* [Goal]
State only how many lines contain the string "will".

* [Extracted entries]
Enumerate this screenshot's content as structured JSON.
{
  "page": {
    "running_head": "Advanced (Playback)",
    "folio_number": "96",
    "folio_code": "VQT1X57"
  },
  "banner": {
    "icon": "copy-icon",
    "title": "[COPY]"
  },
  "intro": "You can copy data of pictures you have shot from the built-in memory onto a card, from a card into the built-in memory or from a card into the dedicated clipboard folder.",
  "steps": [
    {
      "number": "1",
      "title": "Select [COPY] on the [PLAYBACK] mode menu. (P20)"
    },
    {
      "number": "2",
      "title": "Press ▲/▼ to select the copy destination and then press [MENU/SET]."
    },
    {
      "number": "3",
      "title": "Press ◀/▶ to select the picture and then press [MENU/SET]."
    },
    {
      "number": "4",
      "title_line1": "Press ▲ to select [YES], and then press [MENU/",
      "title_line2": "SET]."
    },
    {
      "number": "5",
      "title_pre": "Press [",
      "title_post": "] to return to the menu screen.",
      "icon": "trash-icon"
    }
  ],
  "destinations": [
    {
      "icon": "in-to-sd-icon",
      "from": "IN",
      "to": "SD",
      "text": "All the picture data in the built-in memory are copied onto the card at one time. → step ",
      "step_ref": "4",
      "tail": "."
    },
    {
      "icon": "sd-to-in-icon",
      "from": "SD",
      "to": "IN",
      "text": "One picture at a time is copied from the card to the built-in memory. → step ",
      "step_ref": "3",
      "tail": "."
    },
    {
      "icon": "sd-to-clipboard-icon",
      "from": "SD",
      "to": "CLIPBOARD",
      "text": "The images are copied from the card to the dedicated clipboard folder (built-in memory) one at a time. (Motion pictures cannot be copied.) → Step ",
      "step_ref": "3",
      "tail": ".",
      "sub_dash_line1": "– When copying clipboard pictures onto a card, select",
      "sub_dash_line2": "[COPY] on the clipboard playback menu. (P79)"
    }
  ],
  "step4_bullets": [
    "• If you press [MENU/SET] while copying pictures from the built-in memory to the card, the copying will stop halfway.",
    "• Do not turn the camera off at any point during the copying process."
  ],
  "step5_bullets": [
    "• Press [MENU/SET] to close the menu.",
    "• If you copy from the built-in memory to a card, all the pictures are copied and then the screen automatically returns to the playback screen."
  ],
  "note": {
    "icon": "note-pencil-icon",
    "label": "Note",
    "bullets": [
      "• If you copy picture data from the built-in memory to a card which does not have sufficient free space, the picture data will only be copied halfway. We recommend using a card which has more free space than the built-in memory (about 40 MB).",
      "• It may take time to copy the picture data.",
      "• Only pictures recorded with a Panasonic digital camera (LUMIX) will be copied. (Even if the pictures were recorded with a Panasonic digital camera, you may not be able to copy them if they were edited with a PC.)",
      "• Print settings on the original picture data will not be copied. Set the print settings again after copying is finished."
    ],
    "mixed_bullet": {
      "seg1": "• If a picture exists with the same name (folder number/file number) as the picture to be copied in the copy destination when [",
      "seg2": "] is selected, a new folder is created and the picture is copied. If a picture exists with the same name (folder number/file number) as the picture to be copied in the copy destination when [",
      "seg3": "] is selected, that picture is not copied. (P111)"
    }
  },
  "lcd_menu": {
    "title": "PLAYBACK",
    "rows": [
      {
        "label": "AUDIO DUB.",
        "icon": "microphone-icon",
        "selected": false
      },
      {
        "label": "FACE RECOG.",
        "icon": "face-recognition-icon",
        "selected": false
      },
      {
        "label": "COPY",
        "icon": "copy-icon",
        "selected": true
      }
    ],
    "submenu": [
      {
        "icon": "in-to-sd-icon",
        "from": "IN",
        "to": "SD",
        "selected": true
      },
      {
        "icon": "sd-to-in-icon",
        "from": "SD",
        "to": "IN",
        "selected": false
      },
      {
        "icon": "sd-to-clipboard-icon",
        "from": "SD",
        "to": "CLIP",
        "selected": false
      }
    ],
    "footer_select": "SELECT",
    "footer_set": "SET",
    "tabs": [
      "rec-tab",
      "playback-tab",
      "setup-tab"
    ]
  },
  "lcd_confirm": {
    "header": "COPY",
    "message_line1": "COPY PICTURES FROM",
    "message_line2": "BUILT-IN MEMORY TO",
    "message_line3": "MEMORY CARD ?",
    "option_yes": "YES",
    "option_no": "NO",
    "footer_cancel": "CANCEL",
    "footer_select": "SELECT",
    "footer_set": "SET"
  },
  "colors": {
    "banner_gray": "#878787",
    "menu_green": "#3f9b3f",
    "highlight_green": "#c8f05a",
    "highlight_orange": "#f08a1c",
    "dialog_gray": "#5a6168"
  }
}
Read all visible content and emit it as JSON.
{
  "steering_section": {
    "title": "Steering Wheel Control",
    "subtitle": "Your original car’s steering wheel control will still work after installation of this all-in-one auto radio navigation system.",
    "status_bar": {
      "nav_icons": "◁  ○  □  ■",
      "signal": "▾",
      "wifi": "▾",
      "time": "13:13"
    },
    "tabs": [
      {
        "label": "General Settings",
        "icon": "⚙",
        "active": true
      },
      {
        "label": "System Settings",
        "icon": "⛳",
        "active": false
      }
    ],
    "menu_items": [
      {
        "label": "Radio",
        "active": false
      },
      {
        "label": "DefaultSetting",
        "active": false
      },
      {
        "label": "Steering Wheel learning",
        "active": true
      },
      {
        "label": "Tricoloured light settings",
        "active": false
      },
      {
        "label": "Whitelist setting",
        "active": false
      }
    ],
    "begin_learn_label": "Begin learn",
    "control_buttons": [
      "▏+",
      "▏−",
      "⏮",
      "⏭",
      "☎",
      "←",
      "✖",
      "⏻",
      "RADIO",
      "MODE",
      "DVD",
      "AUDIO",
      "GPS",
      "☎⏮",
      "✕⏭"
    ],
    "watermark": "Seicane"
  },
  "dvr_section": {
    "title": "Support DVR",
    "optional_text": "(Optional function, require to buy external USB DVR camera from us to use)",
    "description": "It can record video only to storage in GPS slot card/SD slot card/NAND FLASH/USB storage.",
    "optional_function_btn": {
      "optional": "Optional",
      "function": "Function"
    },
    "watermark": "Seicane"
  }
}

* [Expected answer]
5